Stored items:
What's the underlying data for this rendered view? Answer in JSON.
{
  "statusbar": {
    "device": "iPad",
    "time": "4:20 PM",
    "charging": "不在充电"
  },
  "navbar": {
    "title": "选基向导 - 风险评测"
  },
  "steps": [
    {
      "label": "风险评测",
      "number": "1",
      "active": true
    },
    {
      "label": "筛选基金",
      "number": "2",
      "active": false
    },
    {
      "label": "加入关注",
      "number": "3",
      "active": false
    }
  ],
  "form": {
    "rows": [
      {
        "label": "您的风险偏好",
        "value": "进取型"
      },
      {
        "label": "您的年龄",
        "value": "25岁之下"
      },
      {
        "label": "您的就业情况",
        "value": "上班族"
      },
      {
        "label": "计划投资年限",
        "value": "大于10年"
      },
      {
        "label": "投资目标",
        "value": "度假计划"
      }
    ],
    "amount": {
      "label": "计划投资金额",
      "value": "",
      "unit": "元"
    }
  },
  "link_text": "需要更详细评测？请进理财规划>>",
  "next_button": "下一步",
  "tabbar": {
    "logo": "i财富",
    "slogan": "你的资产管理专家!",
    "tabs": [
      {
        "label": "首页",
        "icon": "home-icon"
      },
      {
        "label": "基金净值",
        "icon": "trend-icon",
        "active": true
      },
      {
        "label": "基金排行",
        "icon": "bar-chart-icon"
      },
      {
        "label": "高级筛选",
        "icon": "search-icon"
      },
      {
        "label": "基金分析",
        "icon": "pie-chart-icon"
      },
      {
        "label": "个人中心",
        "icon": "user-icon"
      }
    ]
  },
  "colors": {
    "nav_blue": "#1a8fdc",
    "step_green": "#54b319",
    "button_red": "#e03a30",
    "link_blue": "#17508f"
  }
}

Task objective → Would you write down every record again, exactly?

The result →
What's the underlying data for this rendered view? Answer in JSON.
{
  "statusbar": {
    "device": "iPad",
    "time": "4:20 PM",
    "charging": "不在充电"
  },
  "navbar": {
    "title": "选基向导 - 风险评测"
  },
  "steps": [
    {
      "label": "风险评测",
      "number": "1",
      "active": true
    },
    {
      "label": "筛选基金",
      "number": "2",
      "active": false
    },
    {
      "label": "加入关注",
      "number": "3",
      "active": false
    }
  ],
  "form": {
    "rows": [
      {
        "label": "您的风险偏好",
        "value": "进取型"
      },
      {
        "label": "您的年龄",
        "value": "25岁之下"
      },
      {
        "label": "您的就业情况",
        "value": "上班族"
      },
      {
        "label": "计划投资年限",
        "value": "大于10年"
      },
      {
        "label": "投资目标",
        "value": "度假计划"
      }
    ],
    "amount": {
      "label": "计划投资金额",
      "value": "",
      "unit": "元"
    }
  },
  "link_text": "需要更详细评测？请进理财规划>>",
  "next_button": "下一步",
  "tabbar": {
    "logo": "i财富",
    "slogan": "你的资产管理专家!",
    "tabs": [
      {
        "label": "首页",
        "icon": "home-icon"
      },
      {
        "label": "基金净值",
        "icon": "trend-icon",
        "active": true
      },
      {
        "label": "基金排行",
        "icon": "bar-chart-icon"
      },
      {
        "label": "高级筛选",
        "icon": "search-icon"
      },
      {
        "label": "基金分析",
        "icon": "pie-chart-icon"
      },
      {
        "label": "个人中心",
        "icon": "user-icon"
      }
    ]
  },
  "colors": {
    "nav_blue": "#1a8fdc",
    "step_green": "#54b319",
    "button_red": "#e03a30",
    "link_blue": "#17508f"
  }
}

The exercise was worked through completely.